Materials provided >>

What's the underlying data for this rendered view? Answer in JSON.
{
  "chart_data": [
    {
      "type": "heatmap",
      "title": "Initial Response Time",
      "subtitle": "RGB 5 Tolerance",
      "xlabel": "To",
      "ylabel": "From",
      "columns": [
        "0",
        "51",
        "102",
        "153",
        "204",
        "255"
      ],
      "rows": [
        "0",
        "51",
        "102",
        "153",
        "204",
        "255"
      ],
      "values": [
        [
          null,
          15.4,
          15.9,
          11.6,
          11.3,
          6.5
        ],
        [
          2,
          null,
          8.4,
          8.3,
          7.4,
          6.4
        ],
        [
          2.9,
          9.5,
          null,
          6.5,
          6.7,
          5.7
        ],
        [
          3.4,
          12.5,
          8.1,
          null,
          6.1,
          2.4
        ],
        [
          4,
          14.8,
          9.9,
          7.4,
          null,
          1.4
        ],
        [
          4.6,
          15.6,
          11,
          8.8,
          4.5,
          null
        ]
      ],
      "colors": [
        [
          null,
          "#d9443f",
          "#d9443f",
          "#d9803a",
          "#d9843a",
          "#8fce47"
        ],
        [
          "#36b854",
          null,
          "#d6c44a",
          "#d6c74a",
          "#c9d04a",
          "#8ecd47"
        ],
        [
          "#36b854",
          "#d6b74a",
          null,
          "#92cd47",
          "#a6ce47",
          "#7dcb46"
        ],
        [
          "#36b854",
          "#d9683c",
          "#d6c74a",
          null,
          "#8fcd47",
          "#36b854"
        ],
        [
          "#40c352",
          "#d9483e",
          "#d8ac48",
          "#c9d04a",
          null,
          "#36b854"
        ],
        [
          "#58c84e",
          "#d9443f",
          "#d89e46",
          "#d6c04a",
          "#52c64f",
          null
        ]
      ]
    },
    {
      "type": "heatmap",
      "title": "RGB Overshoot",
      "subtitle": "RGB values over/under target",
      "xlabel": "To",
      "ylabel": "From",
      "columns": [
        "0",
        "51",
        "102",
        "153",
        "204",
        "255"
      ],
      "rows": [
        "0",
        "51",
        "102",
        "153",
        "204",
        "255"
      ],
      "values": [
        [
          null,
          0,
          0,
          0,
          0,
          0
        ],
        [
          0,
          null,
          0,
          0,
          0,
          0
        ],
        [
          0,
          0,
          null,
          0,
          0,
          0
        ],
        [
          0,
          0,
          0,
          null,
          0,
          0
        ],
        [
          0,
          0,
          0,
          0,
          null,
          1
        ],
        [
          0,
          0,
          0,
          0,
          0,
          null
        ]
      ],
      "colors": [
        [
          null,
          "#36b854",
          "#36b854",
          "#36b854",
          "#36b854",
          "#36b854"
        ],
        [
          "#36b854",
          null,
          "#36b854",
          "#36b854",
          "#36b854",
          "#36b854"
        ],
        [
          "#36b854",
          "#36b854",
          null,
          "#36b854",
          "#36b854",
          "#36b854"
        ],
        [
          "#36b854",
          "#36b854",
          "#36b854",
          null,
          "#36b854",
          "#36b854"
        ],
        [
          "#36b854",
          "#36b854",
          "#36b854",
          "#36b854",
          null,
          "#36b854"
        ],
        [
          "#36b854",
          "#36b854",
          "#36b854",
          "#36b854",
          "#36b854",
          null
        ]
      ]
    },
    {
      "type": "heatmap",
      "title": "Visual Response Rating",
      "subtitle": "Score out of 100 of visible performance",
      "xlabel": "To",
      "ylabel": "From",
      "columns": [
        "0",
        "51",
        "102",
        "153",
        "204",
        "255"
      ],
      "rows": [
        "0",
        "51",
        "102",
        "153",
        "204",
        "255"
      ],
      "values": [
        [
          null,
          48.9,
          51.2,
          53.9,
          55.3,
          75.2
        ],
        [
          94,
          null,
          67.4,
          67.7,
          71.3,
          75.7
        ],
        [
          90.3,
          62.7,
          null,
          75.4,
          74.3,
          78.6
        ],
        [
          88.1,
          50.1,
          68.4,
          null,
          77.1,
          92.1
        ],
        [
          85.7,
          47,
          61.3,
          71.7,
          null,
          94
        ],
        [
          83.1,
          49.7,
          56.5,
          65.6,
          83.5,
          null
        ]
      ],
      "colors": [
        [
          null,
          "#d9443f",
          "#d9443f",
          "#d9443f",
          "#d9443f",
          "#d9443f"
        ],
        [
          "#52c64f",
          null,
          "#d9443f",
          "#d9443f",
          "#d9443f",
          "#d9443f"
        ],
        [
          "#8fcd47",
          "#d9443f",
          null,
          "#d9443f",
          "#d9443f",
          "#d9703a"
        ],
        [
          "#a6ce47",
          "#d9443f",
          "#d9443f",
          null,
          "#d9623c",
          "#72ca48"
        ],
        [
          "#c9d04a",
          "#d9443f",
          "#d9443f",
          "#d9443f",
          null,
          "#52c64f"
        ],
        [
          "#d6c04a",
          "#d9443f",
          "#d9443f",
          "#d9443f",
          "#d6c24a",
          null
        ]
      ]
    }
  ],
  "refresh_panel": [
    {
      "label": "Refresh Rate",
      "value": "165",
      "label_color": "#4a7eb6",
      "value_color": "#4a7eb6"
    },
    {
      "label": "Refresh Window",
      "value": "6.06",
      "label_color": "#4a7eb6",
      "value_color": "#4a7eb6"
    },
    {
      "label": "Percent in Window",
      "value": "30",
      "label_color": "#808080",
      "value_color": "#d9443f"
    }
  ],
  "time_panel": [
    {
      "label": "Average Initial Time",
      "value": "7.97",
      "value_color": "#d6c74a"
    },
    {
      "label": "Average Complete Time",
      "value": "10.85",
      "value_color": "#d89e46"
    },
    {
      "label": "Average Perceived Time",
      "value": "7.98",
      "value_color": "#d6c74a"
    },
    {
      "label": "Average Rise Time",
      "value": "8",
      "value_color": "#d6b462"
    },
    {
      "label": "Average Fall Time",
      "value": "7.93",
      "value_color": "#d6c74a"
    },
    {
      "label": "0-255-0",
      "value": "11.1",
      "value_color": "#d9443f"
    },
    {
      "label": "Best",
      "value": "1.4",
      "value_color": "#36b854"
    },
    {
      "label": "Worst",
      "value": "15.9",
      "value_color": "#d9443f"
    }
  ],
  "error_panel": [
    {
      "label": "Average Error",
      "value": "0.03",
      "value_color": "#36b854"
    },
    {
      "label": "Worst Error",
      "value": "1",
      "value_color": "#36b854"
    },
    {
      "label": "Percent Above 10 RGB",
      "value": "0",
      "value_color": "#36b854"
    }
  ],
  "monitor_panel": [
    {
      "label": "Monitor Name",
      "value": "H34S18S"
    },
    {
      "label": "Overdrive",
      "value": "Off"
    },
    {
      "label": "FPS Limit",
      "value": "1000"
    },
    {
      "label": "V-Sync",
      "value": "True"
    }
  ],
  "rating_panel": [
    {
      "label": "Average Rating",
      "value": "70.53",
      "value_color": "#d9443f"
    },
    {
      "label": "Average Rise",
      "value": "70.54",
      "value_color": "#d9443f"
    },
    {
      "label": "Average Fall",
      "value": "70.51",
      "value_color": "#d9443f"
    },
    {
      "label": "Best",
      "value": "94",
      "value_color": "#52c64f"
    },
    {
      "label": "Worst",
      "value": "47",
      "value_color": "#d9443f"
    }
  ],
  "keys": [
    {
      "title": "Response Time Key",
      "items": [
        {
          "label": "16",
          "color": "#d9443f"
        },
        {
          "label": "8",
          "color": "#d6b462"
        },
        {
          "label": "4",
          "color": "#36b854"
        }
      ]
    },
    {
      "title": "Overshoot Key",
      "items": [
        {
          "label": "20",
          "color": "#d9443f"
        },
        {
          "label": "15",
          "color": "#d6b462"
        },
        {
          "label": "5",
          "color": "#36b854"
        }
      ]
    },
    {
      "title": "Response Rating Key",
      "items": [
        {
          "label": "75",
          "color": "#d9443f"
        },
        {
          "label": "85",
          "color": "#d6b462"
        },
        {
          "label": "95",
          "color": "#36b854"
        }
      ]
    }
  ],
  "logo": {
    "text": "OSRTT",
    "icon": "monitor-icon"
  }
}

Given request >> Select every line where the word "Response" occurs.

Result for this exercise >>
      "title": "Initial Response Time",
      "title": "Visual Response Rating",
      "title": "Response Time Key",
      "title": "Response Rating Key",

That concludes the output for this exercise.